> [GIVEN PROBLEM] Rewrite the lines below, replacing "air hose" with "compressed air line" and changing nothing else.

• • •

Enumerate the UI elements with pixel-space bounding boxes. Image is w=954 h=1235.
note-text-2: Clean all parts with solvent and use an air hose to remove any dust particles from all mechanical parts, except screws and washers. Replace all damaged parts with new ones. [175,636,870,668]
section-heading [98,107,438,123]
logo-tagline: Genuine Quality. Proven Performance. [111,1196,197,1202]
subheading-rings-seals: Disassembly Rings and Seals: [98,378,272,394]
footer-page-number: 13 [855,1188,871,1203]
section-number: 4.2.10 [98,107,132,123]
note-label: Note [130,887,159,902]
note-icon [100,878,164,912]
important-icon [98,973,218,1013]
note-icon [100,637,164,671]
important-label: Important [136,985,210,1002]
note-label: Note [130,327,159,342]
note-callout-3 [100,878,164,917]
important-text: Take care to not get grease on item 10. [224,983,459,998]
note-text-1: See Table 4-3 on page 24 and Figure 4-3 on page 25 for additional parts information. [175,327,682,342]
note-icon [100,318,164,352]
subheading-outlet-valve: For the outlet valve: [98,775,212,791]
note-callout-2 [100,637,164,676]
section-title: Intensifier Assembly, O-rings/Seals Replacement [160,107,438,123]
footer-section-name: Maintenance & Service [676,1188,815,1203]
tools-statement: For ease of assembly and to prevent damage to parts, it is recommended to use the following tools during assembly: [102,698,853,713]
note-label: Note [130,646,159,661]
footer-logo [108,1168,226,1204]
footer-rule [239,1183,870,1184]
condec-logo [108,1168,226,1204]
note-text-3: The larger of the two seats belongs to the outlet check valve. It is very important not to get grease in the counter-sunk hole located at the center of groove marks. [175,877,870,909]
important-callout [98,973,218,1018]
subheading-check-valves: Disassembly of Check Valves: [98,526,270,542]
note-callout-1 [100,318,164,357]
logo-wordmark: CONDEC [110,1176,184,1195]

• • •

> [REPLY]
Enumerate the UI elements with pixel-space bounding boxes. Image is w=954 h=1235.
note-text-2: Clean all parts with solvent and use an compressed air line to remove any dust particles from all mechanical parts, except screws and washers. Replace all damaged parts with new ones. [175,636,870,668]
section-heading [98,107,438,123]
logo-tagline: Genuine Quality. Proven Performance. [111,1196,197,1202]
subheading-rings-seals: Disassembly Rings and Seals: [98,378,272,394]
footer-page-number: 13 [855,1188,871,1203]
section-number: 4.2.10 [98,107,132,123]
note-label: Note [130,887,159,902]
note-icon [100,878,164,912]
important-icon [98,973,218,1013]
note-icon [100,637,164,671]
important-label: Important [136,985,210,1002]
note-label: Note [130,327,159,342]
note-callout-3 [100,878,164,917]
important-text: Take care to not get grease on item 10. [224,983,459,998]
note-text-1: See Table 4-3 on page 24 and Figure 4-3 on page 25 for additional parts information. [175,327,682,342]
note-icon [100,318,164,352]
subheading-outlet-valve: For the outlet valve: [98,775,212,791]
note-callout-2 [100,637,164,676]
section-title: Intensifier Assembly, O-rings/Seals Replacement [160,107,438,123]
footer-section-name: Maintenance & Service [676,1188,815,1203]
tools-statement: For ease of assembly and to prevent damage to parts, it is recommended to use the following tools during assembly: [102,698,853,713]
note-label: Note [130,646,159,661]
footer-logo [108,1168,226,1204]
footer-rule [239,1183,870,1184]
condec-logo [108,1168,226,1204]
note-text-3: The larger of the two seats belongs to the outlet check valve. It is very important not to get grease in the counter-sunk hole located at the center of groove marks. [175,877,870,909]
important-callout [98,973,218,1018]
subheading-check-valves: Disassembly of Check Valves: [98,526,270,542]
note-callout-1 [100,318,164,357]
logo-wordmark: CONDEC [110,1176,184,1195]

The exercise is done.